— Request —
Print each line of the listing once more, precisely as given.

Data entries
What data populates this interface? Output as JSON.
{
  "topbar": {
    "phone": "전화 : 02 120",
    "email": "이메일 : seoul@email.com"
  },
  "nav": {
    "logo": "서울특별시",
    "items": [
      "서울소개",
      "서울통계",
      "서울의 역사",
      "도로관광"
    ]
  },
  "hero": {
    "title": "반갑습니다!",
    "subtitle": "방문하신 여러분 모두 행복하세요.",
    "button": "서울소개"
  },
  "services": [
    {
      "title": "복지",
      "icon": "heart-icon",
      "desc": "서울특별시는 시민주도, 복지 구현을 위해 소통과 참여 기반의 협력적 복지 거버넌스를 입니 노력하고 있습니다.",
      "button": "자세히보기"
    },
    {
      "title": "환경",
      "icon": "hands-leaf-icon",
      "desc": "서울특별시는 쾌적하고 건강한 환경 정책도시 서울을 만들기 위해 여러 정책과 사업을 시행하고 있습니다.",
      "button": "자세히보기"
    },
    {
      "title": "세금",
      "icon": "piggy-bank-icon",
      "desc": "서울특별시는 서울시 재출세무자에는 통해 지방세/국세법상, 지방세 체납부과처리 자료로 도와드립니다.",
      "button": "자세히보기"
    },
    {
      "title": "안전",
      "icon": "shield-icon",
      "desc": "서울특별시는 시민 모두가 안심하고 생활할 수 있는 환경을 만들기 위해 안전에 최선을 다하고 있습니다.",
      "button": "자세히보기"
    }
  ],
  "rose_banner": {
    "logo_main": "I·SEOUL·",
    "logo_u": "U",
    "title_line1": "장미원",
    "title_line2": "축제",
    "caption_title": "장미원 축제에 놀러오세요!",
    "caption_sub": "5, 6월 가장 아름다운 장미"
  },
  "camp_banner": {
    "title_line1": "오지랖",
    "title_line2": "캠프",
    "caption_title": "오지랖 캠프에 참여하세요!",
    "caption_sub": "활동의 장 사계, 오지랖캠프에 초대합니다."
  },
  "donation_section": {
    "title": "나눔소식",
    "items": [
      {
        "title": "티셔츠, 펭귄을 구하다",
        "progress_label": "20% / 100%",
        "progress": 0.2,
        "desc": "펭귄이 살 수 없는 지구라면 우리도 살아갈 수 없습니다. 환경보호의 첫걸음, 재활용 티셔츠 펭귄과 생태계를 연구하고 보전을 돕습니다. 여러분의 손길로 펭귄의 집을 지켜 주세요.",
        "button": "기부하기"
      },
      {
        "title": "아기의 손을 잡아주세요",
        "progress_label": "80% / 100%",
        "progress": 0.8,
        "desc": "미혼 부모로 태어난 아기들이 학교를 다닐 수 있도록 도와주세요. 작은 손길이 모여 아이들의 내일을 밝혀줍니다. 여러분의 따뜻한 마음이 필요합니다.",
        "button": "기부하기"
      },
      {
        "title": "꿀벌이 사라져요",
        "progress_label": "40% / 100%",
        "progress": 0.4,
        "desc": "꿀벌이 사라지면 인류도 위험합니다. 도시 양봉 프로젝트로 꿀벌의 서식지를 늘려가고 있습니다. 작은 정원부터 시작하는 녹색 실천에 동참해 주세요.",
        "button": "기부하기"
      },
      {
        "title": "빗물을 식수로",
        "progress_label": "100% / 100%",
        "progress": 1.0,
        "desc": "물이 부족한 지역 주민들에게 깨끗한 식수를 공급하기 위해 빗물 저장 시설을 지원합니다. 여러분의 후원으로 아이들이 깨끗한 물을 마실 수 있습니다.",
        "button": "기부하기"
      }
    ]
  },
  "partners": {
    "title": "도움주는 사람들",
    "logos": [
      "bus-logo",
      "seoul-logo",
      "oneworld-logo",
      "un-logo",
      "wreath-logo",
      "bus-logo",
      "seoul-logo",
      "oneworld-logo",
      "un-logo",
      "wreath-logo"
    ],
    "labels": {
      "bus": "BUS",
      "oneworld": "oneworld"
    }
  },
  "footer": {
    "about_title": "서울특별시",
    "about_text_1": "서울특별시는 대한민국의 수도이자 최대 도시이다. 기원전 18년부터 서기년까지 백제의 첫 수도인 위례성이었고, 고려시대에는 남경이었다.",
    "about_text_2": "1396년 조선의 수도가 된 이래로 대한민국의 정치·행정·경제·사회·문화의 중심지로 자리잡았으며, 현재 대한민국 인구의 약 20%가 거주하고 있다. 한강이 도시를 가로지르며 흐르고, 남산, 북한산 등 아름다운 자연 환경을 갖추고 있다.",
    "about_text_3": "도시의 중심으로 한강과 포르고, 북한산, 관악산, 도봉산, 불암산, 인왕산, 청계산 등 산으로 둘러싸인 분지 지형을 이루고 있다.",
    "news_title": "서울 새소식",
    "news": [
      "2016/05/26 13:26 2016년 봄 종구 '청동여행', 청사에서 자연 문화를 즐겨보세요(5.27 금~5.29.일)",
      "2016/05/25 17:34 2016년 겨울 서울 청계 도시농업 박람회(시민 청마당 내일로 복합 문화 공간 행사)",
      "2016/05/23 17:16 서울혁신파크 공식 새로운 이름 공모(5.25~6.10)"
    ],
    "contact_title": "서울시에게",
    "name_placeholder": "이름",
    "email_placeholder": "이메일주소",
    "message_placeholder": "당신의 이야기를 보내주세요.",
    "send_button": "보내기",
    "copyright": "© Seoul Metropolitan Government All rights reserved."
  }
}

— Response to this task —
What data populates this interface? Output as JSON.
{
  "topbar": {
    "phone": "전화 : 02 120",
    "email": "이메일 : seoul@email.com"
  },
  "nav": {
    "logo": "서울특별시",
    "items": [
      "서울소개",
      "서울통계",
      "서울의 역사",
      "도로관광"
    ]
  },
  "hero": {
    "title": "반갑습니다!",
    "subtitle": "방문하신 여러분 모두 행복하세요.",
    "button": "서울소개"
  },
  "services": [
    {
      "title": "복지",
      "icon": "heart-icon",
      "desc": "서울특별시는 시민주도, 복지 구현을 위해 소통과 참여 기반의 협력적 복지 거버넌스를 입니 노력하고 있습니다.",
      "button": "자세히보기"
    },
    {
      "title": "환경",
      "icon": "hands-leaf-icon",
      "desc": "서울특별시는 쾌적하고 건강한 환경 정책도시 서울을 만들기 위해 여러 정책과 사업을 시행하고 있습니다.",
      "button": "자세히보기"
    },
    {
      "title": "세금",
      "icon": "piggy-bank-icon",
      "desc": "서울특별시는 서울시 재출세무자에는 통해 지방세/국세법상, 지방세 체납부과처리 자료로 도와드립니다.",
      "button": "자세히보기"
    },
    {
      "title": "안전",
      "icon": "shield-icon",
      "desc": "서울특별시는 시민 모두가 안심하고 생활할 수 있는 환경을 만들기 위해 안전에 최선을 다하고 있습니다.",
      "button": "자세히보기"
    }
  ],
  "rose_banner": {
    "logo_main": "I·SEOUL·",
    "logo_u": "U",
    "title_line1": "장미원",
    "title_line2": "축제",
    "caption_title": "장미원 축제에 놀러오세요!",
    "caption_sub": "5, 6월 가장 아름다운 장미"
  },
  "camp_banner": {
    "title_line1": "오지랖",
    "title_line2": "캠프",
    "caption_title": "오지랖 캠프에 참여하세요!",
    "caption_sub": "활동의 장 사계, 오지랖캠프에 초대합니다."
  },
  "donation_section": {
    "title": "나눔소식",
    "items": [
      {
        "title": "티셔츠, 펭귄을 구하다",
        "progress_label": "20% / 100%",
        "progress": 0.2,
        "desc": "펭귄이 살 수 없는 지구라면 우리도 살아갈 수 없습니다. 환경보호의 첫걸음, 재활용 티셔츠 펭귄과 생태계를 연구하고 보전을 돕습니다. 여러분의 손길로 펭귄의 집을 지켜 주세요.",
        "button": "기부하기"
      },
      {
        "title": "아기의 손을 잡아주세요",
        "progress_label": "80% / 100%",
        "progress": 0.8,
        "desc": "미혼 부모로 태어난 아기들이 학교를 다닐 수 있도록 도와주세요. 작은 손길이 모여 아이들의 내일을 밝혀줍니다. 여러분의 따뜻한 마음이 필요합니다.",
        "button": "기부하기"
      },
      {
        "title": "꿀벌이 사라져요",
        "progress_label": "40% / 100%",
        "progress": 0.4,
        "desc": "꿀벌이 사라지면 인류도 위험합니다. 도시 양봉 프로젝트로 꿀벌의 서식지를 늘려가고 있습니다. 작은 정원부터 시작하는 녹색 실천에 동참해 주세요.",
        "button": "기부하기"
      },
      {
        "title": "빗물을 식수로",
        "progress_label": "100% / 100%",
        "progress": 1.0,
        "desc": "물이 부족한 지역 주민들에게 깨끗한 식수를 공급하기 위해 빗물 저장 시설을 지원합니다. 여러분의 후원으로 아이들이 깨끗한 물을 마실 수 있습니다.",
        "button": "기부하기"
      }
    ]
  },
  "partners": {
    "title": "도움주는 사람들",
    "logos": [
      "bus-logo",
      "seoul-logo",
      "oneworld-logo",
      "un-logo",
      "wreath-logo",
      "bus-logo",
      "seoul-logo",
      "oneworld-logo",
      "un-logo",
      "wreath-logo"
    ],
    "labels": {
      "bus": "BUS",
      "oneworld": "oneworld"
    }
  },
  "footer": {
    "about_title": "서울특별시",
    "about_text_1": "서울특별시는 대한민국의 수도이자 최대 도시이다. 기원전 18년부터 서기년까지 백제의 첫 수도인 위례성이었고, 고려시대에는 남경이었다.",
    "about_text_2": "1396년 조선의 수도가 된 이래로 대한민국의 정치·행정·경제·사회·문화의 중심지로 자리잡았으며, 현재 대한민국 인구의 약 20%가 거주하고 있다. 한강이 도시를 가로지르며 흐르고, 남산, 북한산 등 아름다운 자연 환경을 갖추고 있다.",
    "about_text_3": "도시의 중심으로 한강과 포르고, 북한산, 관악산, 도봉산, 불암산, 인왕산, 청계산 등 산으로 둘러싸인 분지 지형을 이루고 있다.",
    "news_title": "서울 새소식",
    "news": [
      "2016/05/26 13:26 2016년 봄 종구 '청동여행', 청사에서 자연 문화를 즐겨보세요(5.27 금~5.29.일)",
      "2016/05/25 17:34 2016년 겨울 서울 청계 도시농업 박람회(시민 청마당 내일로 복합 문화 공간 행사)",
      "2016/05/23 17:16 서울혁신파크 공식 새로운 이름 공모(5.25~6.10)"
    ],
    "contact_title": "서울시에게",
    "name_placeholder": "이름",
    "email_placeholder": "이메일주소",
    "message_placeholder": "당신의 이야기를 보내주세요.",
    "send_button": "보내기",
    "copyright": "© Seoul Metropolitan Government All rights reserved."
  }
}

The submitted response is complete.